Go through the records and extract every line with the word "Trelleborgs".
===
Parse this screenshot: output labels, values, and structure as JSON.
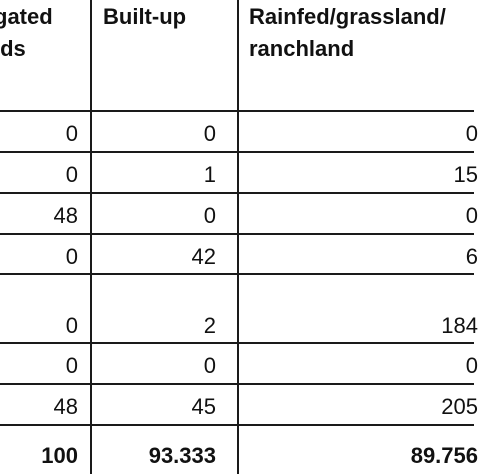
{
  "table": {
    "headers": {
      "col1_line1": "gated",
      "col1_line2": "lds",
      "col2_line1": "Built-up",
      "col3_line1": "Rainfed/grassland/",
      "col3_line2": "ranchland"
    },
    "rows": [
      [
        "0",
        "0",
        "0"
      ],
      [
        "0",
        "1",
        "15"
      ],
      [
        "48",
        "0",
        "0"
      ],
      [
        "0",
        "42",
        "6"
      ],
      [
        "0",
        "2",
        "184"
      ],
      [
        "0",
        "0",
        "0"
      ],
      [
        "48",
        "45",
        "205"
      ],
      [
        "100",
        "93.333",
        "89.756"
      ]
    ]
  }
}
===
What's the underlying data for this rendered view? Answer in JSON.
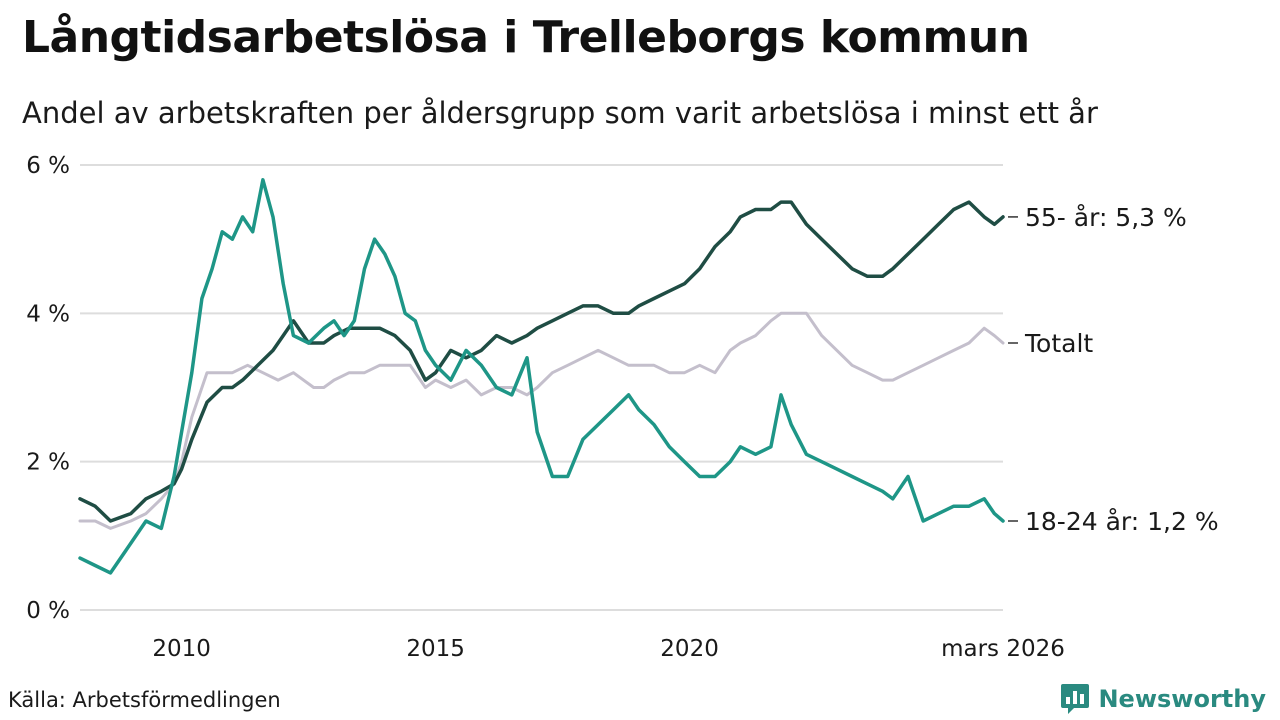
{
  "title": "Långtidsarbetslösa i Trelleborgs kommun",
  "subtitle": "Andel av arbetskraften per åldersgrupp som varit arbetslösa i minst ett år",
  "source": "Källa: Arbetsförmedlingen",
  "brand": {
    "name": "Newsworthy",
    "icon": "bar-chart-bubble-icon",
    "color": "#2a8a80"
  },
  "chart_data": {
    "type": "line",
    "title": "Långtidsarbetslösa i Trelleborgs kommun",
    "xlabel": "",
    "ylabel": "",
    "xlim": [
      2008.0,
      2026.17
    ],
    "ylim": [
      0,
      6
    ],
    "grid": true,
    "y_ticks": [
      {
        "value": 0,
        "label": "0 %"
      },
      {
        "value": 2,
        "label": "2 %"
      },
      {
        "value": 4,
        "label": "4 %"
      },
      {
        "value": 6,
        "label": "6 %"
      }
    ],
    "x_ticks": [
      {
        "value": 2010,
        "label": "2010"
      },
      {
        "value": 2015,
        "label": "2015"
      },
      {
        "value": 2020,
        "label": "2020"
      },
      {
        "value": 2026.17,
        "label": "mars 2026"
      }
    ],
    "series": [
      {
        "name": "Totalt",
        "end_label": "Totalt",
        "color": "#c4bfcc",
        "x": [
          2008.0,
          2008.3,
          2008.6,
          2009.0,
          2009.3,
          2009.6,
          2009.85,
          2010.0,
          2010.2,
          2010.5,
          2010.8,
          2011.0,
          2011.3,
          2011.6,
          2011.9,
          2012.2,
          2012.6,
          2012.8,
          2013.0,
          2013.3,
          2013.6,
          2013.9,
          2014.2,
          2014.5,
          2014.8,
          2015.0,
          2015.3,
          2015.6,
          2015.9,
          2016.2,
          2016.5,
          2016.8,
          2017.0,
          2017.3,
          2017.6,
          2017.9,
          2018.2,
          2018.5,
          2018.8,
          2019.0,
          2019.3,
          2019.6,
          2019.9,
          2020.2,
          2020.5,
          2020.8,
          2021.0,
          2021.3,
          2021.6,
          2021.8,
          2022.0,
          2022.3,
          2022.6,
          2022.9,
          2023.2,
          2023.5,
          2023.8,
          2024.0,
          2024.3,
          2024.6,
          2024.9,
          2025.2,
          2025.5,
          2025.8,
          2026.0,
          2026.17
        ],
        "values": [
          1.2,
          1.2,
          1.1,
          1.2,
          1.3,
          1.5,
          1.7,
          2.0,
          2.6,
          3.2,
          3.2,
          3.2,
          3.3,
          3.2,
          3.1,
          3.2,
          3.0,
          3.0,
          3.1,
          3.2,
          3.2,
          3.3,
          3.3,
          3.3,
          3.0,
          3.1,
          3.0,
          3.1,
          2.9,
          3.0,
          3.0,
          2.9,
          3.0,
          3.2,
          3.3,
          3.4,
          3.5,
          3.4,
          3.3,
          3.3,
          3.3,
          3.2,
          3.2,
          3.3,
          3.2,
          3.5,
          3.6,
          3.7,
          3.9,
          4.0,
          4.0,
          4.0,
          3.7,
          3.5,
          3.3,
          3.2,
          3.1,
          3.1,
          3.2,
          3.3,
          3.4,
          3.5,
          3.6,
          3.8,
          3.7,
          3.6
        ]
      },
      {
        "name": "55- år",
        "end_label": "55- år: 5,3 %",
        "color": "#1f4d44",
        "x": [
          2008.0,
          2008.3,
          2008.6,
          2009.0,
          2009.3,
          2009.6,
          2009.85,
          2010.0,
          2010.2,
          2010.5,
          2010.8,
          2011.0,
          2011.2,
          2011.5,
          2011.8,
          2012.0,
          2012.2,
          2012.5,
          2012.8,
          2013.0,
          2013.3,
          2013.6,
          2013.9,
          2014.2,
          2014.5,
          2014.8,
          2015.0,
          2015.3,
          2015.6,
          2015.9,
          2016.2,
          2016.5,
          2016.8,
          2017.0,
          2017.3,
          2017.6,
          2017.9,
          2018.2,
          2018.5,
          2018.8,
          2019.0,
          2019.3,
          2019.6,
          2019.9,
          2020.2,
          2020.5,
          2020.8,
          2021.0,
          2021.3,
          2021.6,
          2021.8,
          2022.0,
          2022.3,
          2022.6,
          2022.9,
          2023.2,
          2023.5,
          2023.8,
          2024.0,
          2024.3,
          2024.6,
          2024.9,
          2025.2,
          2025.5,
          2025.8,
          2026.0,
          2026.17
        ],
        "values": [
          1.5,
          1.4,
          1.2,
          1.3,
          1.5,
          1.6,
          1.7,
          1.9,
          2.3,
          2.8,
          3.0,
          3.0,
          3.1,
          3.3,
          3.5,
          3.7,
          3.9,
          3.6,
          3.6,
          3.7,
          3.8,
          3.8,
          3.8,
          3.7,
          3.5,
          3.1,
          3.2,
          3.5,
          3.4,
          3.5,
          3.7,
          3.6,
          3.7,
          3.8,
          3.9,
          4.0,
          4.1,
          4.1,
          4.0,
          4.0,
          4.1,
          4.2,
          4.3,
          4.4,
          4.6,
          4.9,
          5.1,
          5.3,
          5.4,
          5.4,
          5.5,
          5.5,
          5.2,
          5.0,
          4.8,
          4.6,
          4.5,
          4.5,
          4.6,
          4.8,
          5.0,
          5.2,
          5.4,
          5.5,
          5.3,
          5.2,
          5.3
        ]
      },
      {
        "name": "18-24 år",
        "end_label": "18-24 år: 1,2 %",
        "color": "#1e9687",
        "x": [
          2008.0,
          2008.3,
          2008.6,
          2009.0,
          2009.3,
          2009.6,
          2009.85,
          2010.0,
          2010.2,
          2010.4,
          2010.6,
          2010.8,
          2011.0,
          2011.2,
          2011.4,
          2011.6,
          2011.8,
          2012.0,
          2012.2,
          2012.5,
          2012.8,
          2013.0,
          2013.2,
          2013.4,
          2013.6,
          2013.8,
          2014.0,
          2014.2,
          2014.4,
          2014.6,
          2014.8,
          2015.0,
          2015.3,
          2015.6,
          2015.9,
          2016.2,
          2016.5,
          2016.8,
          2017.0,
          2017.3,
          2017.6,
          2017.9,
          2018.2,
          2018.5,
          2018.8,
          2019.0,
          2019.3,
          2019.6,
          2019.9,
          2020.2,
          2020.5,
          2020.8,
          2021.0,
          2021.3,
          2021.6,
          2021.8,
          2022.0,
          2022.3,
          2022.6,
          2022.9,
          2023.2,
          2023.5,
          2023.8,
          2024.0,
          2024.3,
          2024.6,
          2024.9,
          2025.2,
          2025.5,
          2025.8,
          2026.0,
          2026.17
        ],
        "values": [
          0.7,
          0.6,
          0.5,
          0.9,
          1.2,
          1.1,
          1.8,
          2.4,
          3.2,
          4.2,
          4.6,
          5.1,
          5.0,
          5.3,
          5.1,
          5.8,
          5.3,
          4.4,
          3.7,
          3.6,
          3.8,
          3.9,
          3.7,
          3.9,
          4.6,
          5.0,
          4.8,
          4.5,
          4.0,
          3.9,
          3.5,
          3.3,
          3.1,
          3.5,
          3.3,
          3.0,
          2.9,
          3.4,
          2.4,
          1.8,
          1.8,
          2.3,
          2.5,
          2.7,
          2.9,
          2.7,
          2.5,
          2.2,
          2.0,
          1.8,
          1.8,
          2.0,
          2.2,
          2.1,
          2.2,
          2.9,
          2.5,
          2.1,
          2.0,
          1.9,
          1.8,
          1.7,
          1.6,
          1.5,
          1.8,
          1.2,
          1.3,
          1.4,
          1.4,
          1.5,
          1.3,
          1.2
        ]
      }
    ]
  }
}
===
§ **Reply to the exercise**
  "title": "Långtidsarbetslösa i Trelleborgs kommun",
    "title": "Långtidsarbetslösa i Trelleborgs kommun",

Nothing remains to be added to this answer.